# YOUR TASK:
Report how many lines in the records below contain the word "makes". Give only the number.

Records about charts and figures:

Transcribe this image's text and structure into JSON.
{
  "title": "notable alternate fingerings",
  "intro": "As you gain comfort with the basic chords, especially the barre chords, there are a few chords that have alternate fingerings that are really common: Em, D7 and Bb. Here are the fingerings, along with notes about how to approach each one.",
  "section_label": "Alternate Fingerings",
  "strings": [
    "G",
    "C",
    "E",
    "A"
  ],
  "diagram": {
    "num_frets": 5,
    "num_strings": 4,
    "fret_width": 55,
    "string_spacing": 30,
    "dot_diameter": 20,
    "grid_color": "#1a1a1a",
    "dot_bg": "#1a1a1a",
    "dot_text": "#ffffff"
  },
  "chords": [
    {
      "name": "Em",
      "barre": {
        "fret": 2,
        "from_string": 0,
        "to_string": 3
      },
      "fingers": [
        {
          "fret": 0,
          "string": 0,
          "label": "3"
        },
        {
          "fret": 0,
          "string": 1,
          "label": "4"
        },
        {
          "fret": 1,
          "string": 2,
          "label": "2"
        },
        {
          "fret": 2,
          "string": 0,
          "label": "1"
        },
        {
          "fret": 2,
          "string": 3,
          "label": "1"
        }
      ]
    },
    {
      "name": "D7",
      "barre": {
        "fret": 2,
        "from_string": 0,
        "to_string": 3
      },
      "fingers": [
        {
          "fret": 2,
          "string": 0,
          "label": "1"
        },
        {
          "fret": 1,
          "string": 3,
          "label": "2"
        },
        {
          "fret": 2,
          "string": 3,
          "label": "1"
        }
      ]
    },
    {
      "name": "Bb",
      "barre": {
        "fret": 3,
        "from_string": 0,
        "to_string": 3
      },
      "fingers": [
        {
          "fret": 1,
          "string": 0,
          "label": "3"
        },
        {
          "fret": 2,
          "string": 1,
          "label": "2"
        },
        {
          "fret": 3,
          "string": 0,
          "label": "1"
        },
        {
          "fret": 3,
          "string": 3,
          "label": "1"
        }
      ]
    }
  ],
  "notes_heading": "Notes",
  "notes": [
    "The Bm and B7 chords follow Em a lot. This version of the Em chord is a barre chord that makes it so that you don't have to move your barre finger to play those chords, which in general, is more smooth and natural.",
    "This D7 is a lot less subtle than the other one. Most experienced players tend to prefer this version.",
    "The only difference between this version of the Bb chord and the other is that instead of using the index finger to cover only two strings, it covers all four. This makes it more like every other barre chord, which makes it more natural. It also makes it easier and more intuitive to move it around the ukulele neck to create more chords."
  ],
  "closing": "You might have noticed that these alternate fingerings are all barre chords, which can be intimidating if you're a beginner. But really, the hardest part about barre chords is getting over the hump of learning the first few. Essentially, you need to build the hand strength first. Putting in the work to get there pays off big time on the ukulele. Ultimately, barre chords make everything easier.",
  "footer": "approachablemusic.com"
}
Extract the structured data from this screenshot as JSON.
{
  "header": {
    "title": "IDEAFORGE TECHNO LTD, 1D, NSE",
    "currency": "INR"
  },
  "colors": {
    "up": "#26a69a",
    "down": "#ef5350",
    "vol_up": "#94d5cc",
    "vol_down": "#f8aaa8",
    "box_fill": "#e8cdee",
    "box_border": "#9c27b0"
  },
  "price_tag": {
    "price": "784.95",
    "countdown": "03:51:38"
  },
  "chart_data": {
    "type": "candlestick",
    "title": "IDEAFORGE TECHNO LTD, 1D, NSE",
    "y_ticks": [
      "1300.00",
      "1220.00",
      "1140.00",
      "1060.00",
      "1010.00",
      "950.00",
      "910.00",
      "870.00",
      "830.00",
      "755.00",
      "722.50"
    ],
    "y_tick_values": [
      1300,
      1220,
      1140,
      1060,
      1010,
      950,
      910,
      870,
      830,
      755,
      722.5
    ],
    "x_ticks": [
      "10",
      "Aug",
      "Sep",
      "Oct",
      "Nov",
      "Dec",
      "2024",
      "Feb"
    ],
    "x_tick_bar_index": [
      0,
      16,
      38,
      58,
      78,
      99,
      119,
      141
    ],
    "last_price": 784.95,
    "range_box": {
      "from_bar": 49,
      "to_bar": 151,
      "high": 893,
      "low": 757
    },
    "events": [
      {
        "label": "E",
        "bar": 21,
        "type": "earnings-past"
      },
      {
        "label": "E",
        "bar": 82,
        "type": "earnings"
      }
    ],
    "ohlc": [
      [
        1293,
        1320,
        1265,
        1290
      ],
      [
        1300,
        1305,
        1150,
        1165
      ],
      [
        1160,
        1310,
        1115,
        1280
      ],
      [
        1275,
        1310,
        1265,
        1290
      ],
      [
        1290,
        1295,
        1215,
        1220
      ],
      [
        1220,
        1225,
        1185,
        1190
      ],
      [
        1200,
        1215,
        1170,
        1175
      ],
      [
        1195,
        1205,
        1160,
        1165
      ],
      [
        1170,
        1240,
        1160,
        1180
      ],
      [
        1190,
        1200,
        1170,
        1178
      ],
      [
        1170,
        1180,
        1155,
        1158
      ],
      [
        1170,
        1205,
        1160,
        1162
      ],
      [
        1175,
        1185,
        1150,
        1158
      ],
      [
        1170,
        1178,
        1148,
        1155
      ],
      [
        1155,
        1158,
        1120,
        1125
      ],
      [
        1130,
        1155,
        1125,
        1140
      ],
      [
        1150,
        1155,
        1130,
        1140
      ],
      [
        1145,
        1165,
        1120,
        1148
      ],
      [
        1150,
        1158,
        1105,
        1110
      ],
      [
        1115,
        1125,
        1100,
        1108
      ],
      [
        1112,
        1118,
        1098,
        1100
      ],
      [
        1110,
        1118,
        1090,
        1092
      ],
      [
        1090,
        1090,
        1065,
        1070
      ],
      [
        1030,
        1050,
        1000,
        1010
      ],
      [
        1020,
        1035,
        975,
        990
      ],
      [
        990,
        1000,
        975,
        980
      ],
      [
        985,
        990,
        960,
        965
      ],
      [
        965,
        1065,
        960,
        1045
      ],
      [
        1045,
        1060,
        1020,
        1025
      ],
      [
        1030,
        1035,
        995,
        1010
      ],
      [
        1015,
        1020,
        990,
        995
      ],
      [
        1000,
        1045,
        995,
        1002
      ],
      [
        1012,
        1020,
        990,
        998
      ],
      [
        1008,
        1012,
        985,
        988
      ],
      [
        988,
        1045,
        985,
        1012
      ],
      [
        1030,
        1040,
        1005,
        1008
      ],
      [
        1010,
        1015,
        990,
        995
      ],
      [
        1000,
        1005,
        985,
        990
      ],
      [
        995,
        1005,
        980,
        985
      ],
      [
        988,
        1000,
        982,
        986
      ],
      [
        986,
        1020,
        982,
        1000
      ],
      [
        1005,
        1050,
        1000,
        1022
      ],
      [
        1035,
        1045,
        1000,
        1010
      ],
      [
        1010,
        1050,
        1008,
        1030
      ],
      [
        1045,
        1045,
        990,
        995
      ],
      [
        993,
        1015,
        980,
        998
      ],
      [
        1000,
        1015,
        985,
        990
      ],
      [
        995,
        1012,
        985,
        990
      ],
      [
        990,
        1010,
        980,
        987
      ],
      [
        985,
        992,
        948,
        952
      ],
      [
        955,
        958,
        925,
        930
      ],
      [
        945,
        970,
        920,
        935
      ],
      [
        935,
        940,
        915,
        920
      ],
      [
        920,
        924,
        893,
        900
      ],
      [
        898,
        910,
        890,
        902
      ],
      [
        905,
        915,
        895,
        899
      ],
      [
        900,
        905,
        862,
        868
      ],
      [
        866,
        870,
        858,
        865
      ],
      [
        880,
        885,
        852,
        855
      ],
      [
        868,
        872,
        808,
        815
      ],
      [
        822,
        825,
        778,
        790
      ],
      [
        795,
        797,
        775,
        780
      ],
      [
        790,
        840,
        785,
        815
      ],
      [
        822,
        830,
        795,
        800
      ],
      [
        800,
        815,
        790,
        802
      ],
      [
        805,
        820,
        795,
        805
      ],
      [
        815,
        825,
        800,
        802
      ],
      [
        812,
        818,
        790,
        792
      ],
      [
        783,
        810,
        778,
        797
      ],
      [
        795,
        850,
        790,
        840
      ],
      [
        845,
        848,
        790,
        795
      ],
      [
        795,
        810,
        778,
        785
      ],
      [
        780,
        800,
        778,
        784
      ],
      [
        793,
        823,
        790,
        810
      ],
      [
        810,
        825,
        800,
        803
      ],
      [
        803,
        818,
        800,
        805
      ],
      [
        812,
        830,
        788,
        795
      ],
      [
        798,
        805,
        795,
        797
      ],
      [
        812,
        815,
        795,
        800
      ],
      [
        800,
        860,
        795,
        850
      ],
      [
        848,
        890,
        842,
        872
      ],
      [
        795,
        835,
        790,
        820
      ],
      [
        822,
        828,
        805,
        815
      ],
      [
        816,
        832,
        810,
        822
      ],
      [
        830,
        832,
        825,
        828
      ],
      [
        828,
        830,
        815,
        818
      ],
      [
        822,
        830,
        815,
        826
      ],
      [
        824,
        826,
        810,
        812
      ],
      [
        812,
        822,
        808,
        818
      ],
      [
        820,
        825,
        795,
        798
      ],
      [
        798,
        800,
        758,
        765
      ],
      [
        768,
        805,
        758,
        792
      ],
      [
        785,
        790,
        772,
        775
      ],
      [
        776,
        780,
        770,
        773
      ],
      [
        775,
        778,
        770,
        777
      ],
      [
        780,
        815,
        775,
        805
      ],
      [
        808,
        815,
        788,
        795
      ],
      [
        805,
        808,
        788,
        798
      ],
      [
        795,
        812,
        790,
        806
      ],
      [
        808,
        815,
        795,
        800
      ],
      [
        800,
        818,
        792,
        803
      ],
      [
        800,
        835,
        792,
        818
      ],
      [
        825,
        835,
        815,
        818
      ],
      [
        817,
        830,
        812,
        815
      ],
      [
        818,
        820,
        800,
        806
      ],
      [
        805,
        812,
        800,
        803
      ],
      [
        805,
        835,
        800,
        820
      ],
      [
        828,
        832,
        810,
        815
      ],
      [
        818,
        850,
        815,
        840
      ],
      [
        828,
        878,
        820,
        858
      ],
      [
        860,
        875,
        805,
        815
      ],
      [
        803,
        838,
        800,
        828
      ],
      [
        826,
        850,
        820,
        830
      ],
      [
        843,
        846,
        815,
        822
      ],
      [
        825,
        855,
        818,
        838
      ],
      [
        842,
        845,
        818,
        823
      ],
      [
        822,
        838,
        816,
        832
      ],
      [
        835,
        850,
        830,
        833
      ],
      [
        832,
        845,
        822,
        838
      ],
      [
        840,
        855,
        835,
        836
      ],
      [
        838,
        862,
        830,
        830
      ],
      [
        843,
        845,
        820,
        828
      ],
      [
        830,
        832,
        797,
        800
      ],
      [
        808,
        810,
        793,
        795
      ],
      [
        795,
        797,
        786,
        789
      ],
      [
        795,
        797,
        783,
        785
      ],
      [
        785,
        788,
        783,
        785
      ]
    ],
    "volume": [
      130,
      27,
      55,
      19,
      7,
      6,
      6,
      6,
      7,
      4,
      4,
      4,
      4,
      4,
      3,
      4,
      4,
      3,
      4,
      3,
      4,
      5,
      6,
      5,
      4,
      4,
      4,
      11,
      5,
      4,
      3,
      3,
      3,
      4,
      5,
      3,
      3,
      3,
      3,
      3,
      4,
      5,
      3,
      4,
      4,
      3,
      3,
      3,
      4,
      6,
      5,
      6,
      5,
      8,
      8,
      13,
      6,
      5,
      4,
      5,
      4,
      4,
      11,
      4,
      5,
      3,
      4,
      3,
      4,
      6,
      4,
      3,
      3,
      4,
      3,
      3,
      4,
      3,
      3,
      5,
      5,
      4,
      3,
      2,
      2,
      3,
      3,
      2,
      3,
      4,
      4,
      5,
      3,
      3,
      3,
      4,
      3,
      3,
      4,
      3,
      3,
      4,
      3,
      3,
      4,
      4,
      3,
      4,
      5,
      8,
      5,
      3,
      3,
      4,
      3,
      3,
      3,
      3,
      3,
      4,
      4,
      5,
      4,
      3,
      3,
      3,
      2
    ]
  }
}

# RESULT FOR THIS EXERCISE:
2